* BEGIN MATERIAL *

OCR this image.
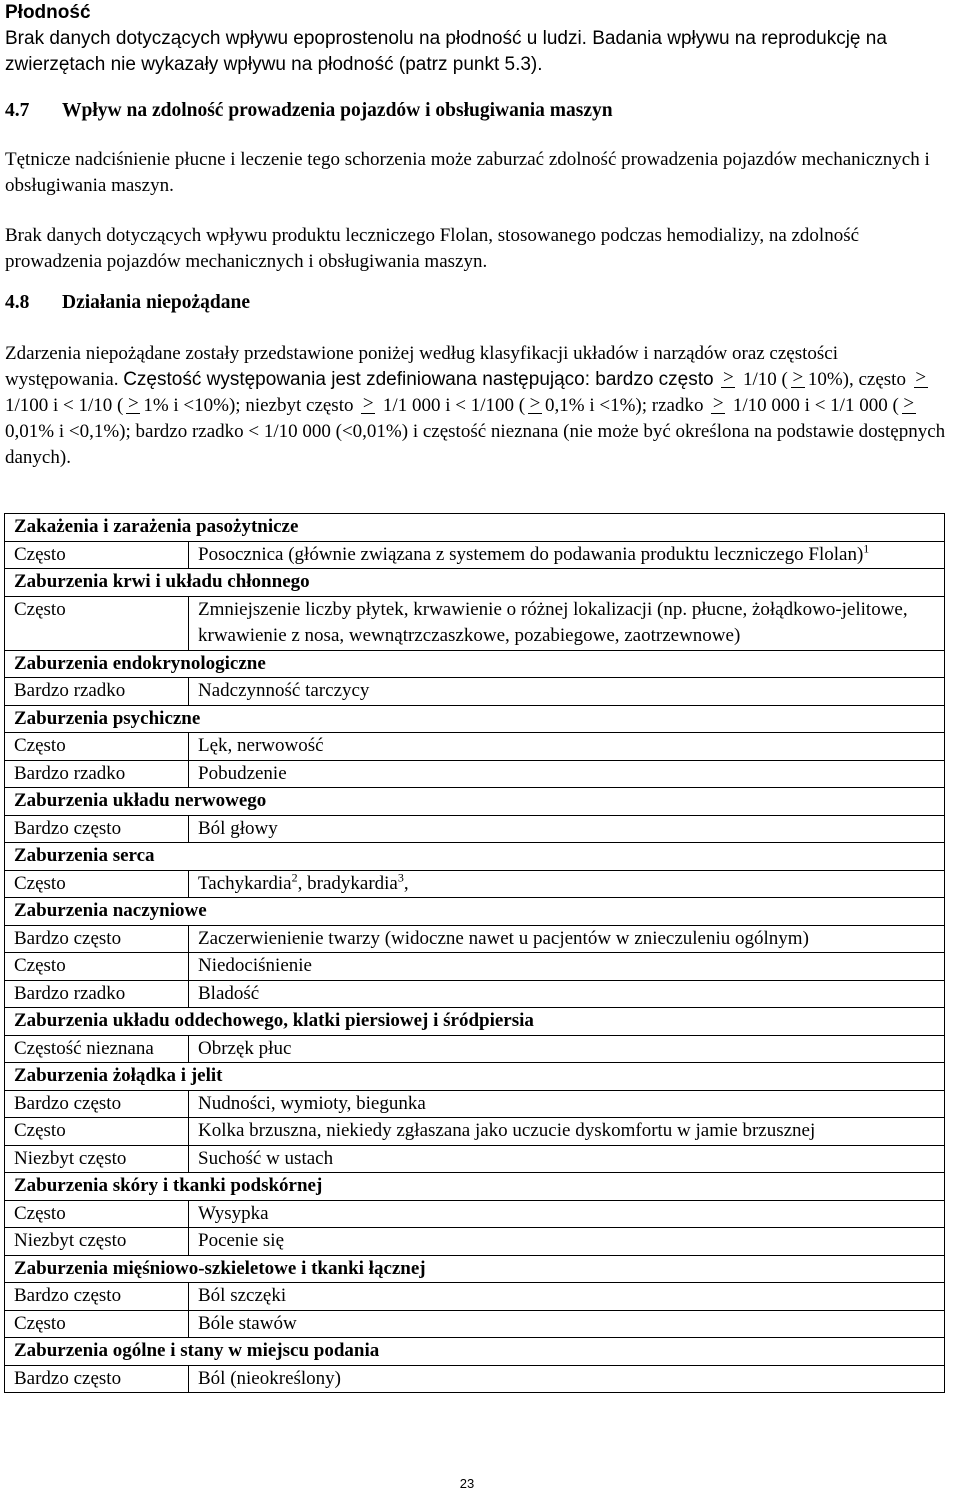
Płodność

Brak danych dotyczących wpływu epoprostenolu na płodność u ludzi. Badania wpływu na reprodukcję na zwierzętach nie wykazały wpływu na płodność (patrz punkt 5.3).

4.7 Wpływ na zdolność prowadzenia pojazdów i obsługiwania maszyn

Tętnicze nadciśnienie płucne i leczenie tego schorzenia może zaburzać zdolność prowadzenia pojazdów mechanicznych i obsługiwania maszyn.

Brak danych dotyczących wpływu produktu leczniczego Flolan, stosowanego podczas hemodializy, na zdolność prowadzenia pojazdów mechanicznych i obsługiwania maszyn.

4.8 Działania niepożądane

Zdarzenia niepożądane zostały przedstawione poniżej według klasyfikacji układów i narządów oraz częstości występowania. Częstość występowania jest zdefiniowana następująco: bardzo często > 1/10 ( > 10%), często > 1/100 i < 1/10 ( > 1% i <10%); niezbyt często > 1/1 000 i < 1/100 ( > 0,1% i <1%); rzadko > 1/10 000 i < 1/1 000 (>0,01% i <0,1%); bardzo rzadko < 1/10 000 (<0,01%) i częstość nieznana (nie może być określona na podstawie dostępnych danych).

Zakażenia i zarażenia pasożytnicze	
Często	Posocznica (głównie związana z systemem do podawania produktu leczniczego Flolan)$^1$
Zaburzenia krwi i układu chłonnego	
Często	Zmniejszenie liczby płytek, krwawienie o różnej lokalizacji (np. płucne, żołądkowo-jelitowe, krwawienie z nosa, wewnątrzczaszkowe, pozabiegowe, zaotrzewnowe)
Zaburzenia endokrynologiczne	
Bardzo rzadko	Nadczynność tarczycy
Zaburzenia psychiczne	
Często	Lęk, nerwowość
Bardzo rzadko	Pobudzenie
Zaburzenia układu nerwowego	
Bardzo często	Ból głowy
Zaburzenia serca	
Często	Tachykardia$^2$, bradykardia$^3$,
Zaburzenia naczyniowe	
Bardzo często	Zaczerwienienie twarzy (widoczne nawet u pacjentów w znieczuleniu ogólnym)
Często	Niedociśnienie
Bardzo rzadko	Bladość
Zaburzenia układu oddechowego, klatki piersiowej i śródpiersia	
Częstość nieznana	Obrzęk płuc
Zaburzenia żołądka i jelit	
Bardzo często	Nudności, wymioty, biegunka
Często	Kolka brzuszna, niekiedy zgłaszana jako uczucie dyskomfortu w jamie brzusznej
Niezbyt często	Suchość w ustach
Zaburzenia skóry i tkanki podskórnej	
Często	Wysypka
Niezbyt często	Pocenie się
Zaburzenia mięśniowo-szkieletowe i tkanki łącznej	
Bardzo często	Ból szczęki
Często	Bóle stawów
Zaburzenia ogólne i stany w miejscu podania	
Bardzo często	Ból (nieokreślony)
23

* END MATERIAL *
* BEGIN MATERIAL *

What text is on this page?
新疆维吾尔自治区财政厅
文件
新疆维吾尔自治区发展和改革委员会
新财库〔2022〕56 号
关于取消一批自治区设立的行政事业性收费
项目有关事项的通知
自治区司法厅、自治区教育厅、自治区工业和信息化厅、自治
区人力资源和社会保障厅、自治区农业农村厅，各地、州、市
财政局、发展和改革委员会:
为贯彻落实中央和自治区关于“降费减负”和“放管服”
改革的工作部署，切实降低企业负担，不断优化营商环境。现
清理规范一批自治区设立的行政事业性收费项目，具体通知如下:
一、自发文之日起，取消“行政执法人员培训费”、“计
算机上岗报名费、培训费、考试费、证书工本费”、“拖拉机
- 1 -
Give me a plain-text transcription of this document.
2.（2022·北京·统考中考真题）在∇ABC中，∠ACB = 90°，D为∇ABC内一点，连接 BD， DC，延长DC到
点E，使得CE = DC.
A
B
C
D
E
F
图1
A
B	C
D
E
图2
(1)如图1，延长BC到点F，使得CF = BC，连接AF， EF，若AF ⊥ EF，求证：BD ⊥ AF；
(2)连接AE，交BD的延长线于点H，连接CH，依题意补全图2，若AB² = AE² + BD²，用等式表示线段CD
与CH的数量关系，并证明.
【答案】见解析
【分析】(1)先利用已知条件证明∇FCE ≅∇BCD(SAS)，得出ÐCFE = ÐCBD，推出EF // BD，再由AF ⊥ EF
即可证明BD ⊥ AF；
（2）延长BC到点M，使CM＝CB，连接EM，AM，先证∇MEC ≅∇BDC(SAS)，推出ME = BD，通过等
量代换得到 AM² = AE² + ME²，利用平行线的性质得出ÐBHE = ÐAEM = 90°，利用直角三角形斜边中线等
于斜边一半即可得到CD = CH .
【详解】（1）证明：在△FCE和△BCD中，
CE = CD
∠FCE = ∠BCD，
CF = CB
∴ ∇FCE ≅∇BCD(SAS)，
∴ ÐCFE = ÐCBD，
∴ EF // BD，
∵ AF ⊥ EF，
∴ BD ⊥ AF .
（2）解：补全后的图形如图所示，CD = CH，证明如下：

* END MATERIAL *

### INSTRUCTIONS FOR THE TASK
From the listing above, pick out each line where the word "Flolan" appears.

### OUTPUT FOR THIS EXERCISE
Brak danych dotyczących wpływu produktu leczniczego Flolan, stosowanego podczas hemodializy, na zdolność prowadzenia pojazdów mechanicznych i obsługiwania maszyn.
Często	Posocznica (głównie związana z systemem do podawania produktu leczniczego Flolan)$^1$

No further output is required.